→ **Document**
March 10, 2011
Back on February 13, Bahrain vowed to use tougher anti-protest methods to prevent the people of the tiny kingdom from demanding government reform.
All substances currently being used in Bahrain to disperse what the state deems rioters are internationally approved, military courts director Major Humood Saad told parliament at the time. “He said that they were natural substances and that banning police from using them during riots, would mean that they would have to use more potentially lethal and stronger methods, such as rubber bullets,” Bahraini TV reported.
MP Dr Aziz Abul said that Bahraini law bans the country from using chemical warfare against enemies, “but allows police to use it against the people.”
Doctors confirmed the Bahraini state is in fact using “potentially lethal and stronger methods” in order to put down calls for a more representative government.
- A d v e r t i s e m e n t
“Doctors from the scene of violent anti-government protests in Yemen’s capital said that what was thought to be tear gas fired by government forces on demonstrators may have been nerve gas, which is forbidden under international law,” reports the Australian.

→ **Data provided**
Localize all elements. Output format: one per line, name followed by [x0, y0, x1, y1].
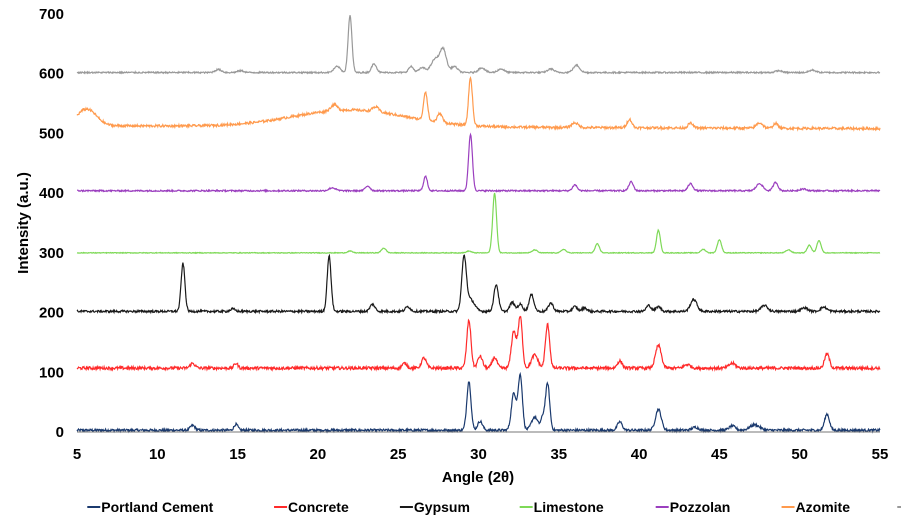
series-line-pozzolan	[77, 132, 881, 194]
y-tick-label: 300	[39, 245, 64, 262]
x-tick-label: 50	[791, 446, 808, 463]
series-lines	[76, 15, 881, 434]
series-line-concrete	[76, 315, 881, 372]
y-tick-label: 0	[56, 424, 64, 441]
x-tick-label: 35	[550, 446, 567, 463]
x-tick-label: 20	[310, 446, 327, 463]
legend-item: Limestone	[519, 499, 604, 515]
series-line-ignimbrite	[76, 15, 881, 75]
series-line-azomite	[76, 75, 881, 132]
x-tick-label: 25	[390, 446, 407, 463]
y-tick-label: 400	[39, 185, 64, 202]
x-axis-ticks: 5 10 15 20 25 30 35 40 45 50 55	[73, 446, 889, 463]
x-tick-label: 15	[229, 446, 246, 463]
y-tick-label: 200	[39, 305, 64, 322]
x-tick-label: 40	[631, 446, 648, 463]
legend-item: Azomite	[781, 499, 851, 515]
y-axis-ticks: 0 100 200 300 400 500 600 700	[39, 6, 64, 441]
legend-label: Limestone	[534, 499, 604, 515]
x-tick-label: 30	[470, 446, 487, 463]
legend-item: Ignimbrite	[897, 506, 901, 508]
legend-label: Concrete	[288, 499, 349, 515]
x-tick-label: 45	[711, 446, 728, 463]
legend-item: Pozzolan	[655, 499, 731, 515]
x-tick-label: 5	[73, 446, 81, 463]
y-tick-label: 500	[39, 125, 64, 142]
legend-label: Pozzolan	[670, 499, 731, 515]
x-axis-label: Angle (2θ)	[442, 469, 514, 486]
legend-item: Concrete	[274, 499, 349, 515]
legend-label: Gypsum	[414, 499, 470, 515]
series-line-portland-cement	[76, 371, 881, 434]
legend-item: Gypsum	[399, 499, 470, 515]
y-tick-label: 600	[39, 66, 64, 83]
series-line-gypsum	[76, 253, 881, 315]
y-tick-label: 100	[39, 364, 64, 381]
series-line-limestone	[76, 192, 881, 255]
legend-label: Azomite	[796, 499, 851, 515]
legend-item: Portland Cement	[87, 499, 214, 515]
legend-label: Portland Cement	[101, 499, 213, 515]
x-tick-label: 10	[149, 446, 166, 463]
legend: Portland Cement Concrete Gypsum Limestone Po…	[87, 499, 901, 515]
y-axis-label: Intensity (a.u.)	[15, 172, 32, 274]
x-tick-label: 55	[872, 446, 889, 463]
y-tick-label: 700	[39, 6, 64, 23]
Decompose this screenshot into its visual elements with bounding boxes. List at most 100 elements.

---

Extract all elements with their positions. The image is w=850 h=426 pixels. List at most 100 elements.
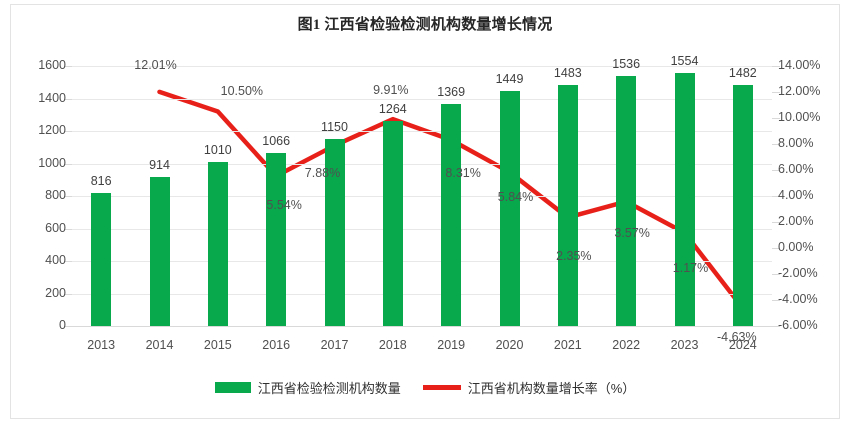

---

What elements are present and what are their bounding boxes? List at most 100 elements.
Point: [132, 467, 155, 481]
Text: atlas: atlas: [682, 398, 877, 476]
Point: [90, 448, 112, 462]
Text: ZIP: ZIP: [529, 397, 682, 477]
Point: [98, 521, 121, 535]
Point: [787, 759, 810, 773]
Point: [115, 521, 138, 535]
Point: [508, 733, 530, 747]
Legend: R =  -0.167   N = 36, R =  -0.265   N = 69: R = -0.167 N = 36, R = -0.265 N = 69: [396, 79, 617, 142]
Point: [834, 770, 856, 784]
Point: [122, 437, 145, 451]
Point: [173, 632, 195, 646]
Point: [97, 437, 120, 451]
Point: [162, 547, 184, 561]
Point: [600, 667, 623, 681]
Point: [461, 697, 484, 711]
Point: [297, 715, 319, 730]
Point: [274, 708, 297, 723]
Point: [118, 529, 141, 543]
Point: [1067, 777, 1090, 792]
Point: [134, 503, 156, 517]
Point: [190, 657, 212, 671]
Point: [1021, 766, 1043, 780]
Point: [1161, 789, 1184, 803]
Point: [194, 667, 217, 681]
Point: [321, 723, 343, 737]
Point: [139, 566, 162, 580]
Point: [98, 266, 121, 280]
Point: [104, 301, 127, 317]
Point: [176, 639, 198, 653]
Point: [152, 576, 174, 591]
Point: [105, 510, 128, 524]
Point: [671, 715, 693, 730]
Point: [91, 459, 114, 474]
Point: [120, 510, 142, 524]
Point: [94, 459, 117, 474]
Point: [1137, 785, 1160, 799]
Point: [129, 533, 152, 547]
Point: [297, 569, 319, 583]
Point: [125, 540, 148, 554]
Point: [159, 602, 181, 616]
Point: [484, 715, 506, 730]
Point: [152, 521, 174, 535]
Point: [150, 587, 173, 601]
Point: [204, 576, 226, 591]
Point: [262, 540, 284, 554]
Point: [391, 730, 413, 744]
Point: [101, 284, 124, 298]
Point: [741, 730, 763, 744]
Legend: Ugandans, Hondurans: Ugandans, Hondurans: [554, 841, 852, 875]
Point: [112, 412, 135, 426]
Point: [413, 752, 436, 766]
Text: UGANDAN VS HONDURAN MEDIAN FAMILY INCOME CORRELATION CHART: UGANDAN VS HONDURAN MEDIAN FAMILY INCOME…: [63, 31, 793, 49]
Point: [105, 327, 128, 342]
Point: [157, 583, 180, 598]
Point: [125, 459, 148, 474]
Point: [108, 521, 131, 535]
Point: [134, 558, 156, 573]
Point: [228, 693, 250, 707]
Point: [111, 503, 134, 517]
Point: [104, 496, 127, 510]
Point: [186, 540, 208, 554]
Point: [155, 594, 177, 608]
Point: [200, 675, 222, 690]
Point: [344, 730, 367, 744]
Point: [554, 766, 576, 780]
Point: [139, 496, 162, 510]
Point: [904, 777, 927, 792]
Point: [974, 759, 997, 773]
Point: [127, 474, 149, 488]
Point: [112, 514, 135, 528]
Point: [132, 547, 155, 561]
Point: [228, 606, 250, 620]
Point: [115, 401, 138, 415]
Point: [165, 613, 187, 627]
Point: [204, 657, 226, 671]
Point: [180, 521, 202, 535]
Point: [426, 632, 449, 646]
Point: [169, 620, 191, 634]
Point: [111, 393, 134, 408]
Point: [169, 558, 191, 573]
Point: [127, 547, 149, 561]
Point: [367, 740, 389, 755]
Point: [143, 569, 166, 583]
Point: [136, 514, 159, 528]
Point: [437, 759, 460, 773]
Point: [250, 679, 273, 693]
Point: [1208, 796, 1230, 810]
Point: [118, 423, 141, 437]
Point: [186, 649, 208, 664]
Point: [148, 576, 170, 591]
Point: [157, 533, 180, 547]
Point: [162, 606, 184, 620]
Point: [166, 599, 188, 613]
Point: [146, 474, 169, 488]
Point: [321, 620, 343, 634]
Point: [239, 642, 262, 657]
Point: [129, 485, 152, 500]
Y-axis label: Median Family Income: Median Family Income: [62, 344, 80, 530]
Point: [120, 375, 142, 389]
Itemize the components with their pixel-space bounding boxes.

→ **Aim of the task**
Please answer these questions from the Bahrain article:
1. What post did Major Humood Saad hold when he spoke to parliament?
2. According to MP Dr Aziz Abul, against whom does Bahraini law ban the use of chemical warfare?
3. Which publication is credited with the report from doctors in Yemen's capital?

→ **Correct output**
1. Military courts director
2. Enemies
3. The Australian